Repeat the data below exactly, dropping any pictures it holds.

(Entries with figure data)
==========

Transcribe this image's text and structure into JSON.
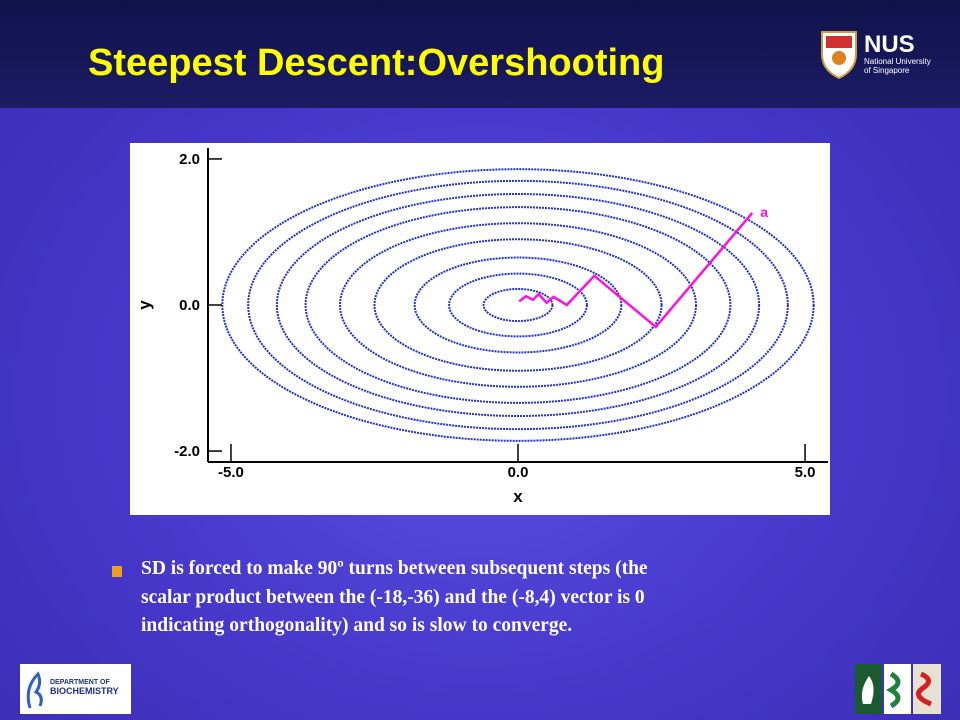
{
  "slide": {
    "title": "Steepest Descent:Overshooting",
    "bullet": [
      "SD is forced to make 90º turns between subsequent steps (the",
      "scalar product between the (-18,-36) and the (-8,4) vector is 0",
      "indicating orthogonality) and so is slow to converge."
    ],
    "logo_nus": "NUS",
    "logo_nus_sub": [
      "National University",
      "of Singapore"
    ],
    "logo_dept": [
      "DEPARTMENT OF",
      "BIOCHEMISTRY"
    ]
  },
  "chart_data": {
    "type": "contour",
    "xlabel": "x",
    "ylabel": "y",
    "xlim": [
      -5.4,
      5.4
    ],
    "ylim": [
      -2.15,
      2.15
    ],
    "xticks": [
      {
        "value": -5,
        "label": "-5.0"
      },
      {
        "value": 0,
        "label": "0.0"
      },
      {
        "value": 5,
        "label": "5.0"
      }
    ],
    "yticks": [
      {
        "value": -2,
        "label": "-2.0"
      },
      {
        "value": 0,
        "label": "0.0"
      },
      {
        "value": 2,
        "label": "2.0"
      }
    ],
    "contour_color": "#2233c4",
    "contours": [
      {
        "rx": 0.6,
        "ry": 0.22
      },
      {
        "rx": 1.2,
        "ry": 0.43
      },
      {
        "rx": 1.8,
        "ry": 0.65
      },
      {
        "rx": 2.5,
        "ry": 0.9
      },
      {
        "rx": 3.1,
        "ry": 1.12
      },
      {
        "rx": 3.7,
        "ry": 1.34
      },
      {
        "rx": 4.2,
        "ry": 1.52
      },
      {
        "rx": 4.7,
        "ry": 1.7
      },
      {
        "rx": 5.15,
        "ry": 1.86
      }
    ],
    "series": [
      {
        "name": "a",
        "color": "#ff10e0",
        "x": [
          4.08,
          2.4,
          1.33,
          0.85,
          0.62,
          0.5,
          0.36,
          0.26,
          0.14,
          0.02
        ],
        "values": [
          1.26,
          -0.3,
          0.4,
          0.0,
          0.11,
          0.03,
          0.15,
          0.07,
          0.12,
          0.05
        ]
      }
    ]
  }
}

==========

* **Written answer**:
Transcribe this image's text and structure into JSON.
{
  "slide": {
    "title": "Steepest Descent:Overshooting",
    "bullet": [
      "SD is forced to make 90º turns between subsequent steps (the",
      "scalar product between the (-18,-36) and the (-8,4) vector is 0",
      "indicating orthogonality) and so is slow to converge."
    ],
    "logo_nus": "NUS",
    "logo_nus_sub": [
      "National University",
      "of Singapore"
    ],
    "logo_dept": [
      "DEPARTMENT OF",
      "BIOCHEMISTRY"
    ]
  },
  "chart_data": {
    "type": "contour",
    "xlabel": "x",
    "ylabel": "y",
    "xlim": [
      -5.4,
      5.4
    ],
    "ylim": [
      -2.15,
      2.15
    ],
    "xticks": [
      {
        "value": -5,
        "label": "-5.0"
      },
      {
        "value": 0,
        "label": "0.0"
      },
      {
        "value": 5,
        "label": "5.0"
      }
    ],
    "yticks": [
      {
        "value": -2,
        "label": "-2.0"
      },
      {
        "value": 0,
        "label": "0.0"
      },
      {
        "value": 2,
        "label": "2.0"
      }
    ],
    "contour_color": "#2233c4",
    "contours": [
      {
        "rx": 0.6,
        "ry": 0.22
      },
      {
        "rx": 1.2,
        "ry": 0.43
      },
      {
        "rx": 1.8,
        "ry": 0.65
      },
      {
        "rx": 2.5,
        "ry": 0.9
      },
      {
        "rx": 3.1,
        "ry": 1.12
      },
      {
        "rx": 3.7,
        "ry": 1.34
      },
      {
        "rx": 4.2,
        "ry": 1.52
      },
      {
        "rx": 4.7,
        "ry": 1.7
      },
      {
        "rx": 5.15,
        "ry": 1.86
      }
    ],
    "series": [
      {
        "name": "a",
        "color": "#ff10e0",
        "x": [
          4.08,
          2.4,
          1.33,
          0.85,
          0.62,
          0.5,
          0.36,
          0.26,
          0.14,
          0.02
        ],
        "values": [
          1.26,
          -0.3,
          0.4,
          0.0,
          0.11,
          0.03,
          0.15,
          0.07,
          0.12,
          0.05
        ]
      }
    ]
  }
}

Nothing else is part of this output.